*TASKS TO CARRY OUT*
a: For each statement about the cryptography notes, answer yes or no according to whether the notes agree, and quote the deciding words: (i) symmetric cryptography needs a separate key for each pair of users; (ii) ECB mode is recommended; (iii) a digital signer cannot deny having signed.
b: Reproduce, character for character, the span of the cryptography notes from "non-repudation: only signer" to "the same size)".

*EXCERPT TO READ*
'''

Cryptography

📎 Number theory basics

Definition

notation, variable definitions
$k$ key - can be secret $sk$ or public $pk$
$c$ cipher
$m$ message, plaintext
$\text{Gen}() = k$ randomized key generator
$\text{Enc}(k, m) = c$ (often randomized) encryption algorithm
$\text{Dec}(k,c) =m$ decryption algorithm
$(\text{Gen, Enc, Dec})$ encryption Scheme
$(\text{Gen, Sig, Ver})$
$\mathcal{K}$ key space, $k \in \mathcal{K}$
$\mathcal{M}$ message space, $m \in \mathcal{M}$
$\mathcal{C}$ ciphertext space, $c \in \mathcal{C}$ .
$\mathcal{T}$ tag space, $t \in \mathcal{C}$
$K$ random variable over space $\mathcal K$
$M$ random variable over space $\mathcal M$
$C$ random variable over space $\mathcal C$
Each random variable has its own probability distribution. (We only consider non-zero probability to all elements of each space).

Symmetric vs. Asymmetric

Symmetric

$+$ fast

$-$ based on heuristics (no proofs)

$-$ 1 key per user-pair (lots of keys)

$-$ must be kept a secret by both ends

Examples
- AES, based on Rijndael Cipher STANDARD
- electronik cook-book ECB ALWAYS AVOID
- cipherblock chaining BC
- cipher feedback CFB
- output feedback OFB
- countermode CTR

Asymmetric

$-$ slow

$+$ Based on security proofs

$+$ One $pk$ for all users

$+$ only $sk$ must be kept a secret

Examples
- CBC-MAC (similar to block cipher)
has 2 keys, would otherwise be vulnerable

MAC vs. Digital Signature

Both are similar in that they provide message integrity : attacker cannot change message, ie. generate any valid pair $(m,t)$

Message Authentication Code MAC

Symmetric

Same key $k$ used to sign and verify

Digital signature

Asymmetric

$sk$ for signature, $pk$ for verification

public verifiability through $pk$

non-repudation: only signer has $sk$ , can not deny having signed (legal evidence)

Hash Functions

$H: \cal M \mapsto \cal T$ (any message always mapped to a hash with the same size)

'''

*DATA EXTRACT*
'''

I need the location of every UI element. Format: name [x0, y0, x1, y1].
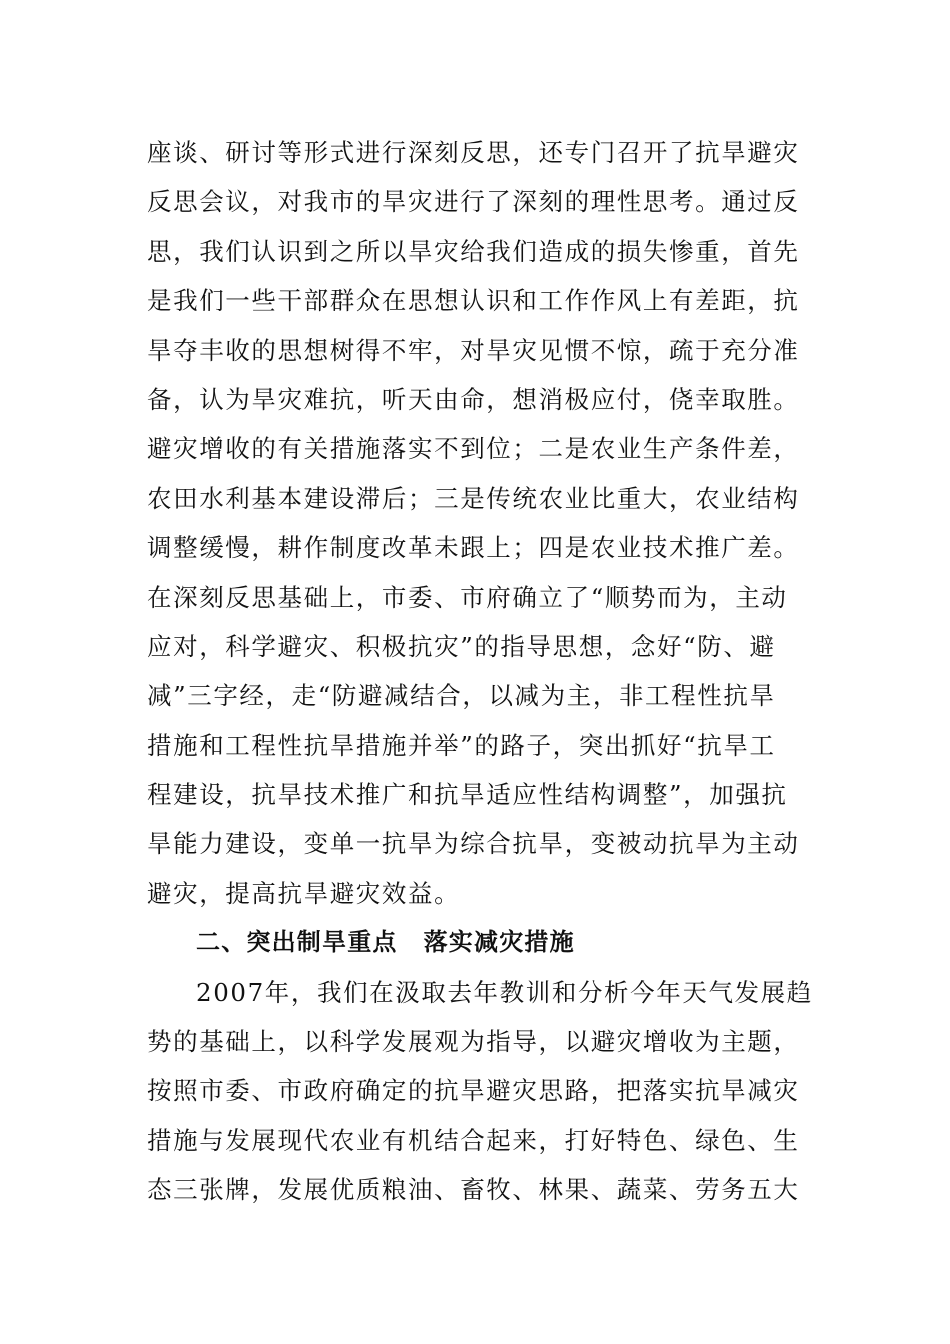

'''

*SOLVED PROBLEMS*
a:
(i) Yes: "1 key per user-pair (lots of keys)"
(ii) No: "ALWAYS AVOID"
(iii) Yes: "can not deny having signed"

b:
non-repudation: only signer has $sk$ , can not deny having signed (legal evidence)

Hash Functions

$H: \cal M \mapsto \cal T$ (any message always mapped to a hash with the same size)